### INSTRUCTION
Take the listing and print it in full, exactly as given.

### THE INPUT

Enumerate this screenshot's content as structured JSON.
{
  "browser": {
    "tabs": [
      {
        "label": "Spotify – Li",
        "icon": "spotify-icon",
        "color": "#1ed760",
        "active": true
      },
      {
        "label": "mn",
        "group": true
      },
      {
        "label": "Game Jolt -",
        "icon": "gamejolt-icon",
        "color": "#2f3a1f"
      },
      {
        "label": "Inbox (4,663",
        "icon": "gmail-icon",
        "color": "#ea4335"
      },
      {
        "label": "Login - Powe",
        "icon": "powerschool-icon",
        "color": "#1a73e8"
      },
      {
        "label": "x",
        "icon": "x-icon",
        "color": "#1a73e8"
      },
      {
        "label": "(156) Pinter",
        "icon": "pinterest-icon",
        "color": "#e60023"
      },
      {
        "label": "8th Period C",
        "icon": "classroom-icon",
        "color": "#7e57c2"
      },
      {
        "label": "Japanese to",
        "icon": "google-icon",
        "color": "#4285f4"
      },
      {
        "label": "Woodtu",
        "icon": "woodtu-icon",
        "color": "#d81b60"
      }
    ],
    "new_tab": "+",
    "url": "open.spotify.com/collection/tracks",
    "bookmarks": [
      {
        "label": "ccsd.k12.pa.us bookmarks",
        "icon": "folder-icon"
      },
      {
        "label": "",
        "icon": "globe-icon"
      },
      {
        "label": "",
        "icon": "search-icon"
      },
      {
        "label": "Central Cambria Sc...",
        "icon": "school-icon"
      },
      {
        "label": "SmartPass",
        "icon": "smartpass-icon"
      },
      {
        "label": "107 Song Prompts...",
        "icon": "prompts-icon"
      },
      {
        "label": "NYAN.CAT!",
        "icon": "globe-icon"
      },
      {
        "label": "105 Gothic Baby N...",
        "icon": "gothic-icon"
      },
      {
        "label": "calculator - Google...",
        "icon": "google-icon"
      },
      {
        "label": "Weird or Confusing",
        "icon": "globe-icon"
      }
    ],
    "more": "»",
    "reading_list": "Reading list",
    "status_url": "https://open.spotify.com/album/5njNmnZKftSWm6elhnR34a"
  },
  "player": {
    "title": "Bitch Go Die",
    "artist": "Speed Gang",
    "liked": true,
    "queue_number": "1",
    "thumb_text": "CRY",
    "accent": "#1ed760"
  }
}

### WRITTEN SOLUTION
Enumerate this screenshot's content as structured JSON.
{
  "browser": {
    "tabs": [
      {
        "label": "Spotify – Li",
        "icon": "spotify-icon",
        "color": "#1ed760",
        "active": true
      },
      {
        "label": "mn",
        "group": true
      },
      {
        "label": "Game Jolt -",
        "icon": "gamejolt-icon",
        "color": "#2f3a1f"
      },
      {
        "label": "Inbox (4,663",
        "icon": "gmail-icon",
        "color": "#ea4335"
      },
      {
        "label": "Login - Powe",
        "icon": "powerschool-icon",
        "color": "#1a73e8"
      },
      {
        "label": "x",
        "icon": "x-icon",
        "color": "#1a73e8"
      },
      {
        "label": "(156) Pinter",
        "icon": "pinterest-icon",
        "color": "#e60023"
      },
      {
        "label": "8th Period C",
        "icon": "classroom-icon",
        "color": "#7e57c2"
      },
      {
        "label": "Japanese to",
        "icon": "google-icon",
        "color": "#4285f4"
      },
      {
        "label": "Woodtu",
        "icon": "woodtu-icon",
        "color": "#d81b60"
      }
    ],
    "new_tab": "+",
    "url": "open.spotify.com/collection/tracks",
    "bookmarks": [
      {
        "label": "ccsd.k12.pa.us bookmarks",
        "icon": "folder-icon"
      },
      {
        "label": "",
        "icon": "globe-icon"
      },
      {
        "label": "",
        "icon": "search-icon"
      },
      {
        "label": "Central Cambria Sc...",
        "icon": "school-icon"
      },
      {
        "label": "SmartPass",
        "icon": "smartpass-icon"
      },
      {
        "label": "107 Song Prompts...",
        "icon": "prompts-icon"
      },
      {
        "label": "NYAN.CAT!",
        "icon": "globe-icon"
      },
      {
        "label": "105 Gothic Baby N...",
        "icon": "gothic-icon"
      },
      {
        "label": "calculator - Google...",
        "icon": "google-icon"
      },
      {
        "label": "Weird or Confusing",
        "icon": "globe-icon"
      }
    ],
    "more": "»",
    "reading_list": "Reading list",
    "status_url": "https://open.spotify.com/album/5njNmnZKftSWm6elhnR34a"
  },
  "player": {
    "title": "Bitch Go Die",
    "artist": "Speed Gang",
    "liked": true,
    "queue_number": "1",
    "thumb_text": "CRY",
    "accent": "#1ed760"
  }
}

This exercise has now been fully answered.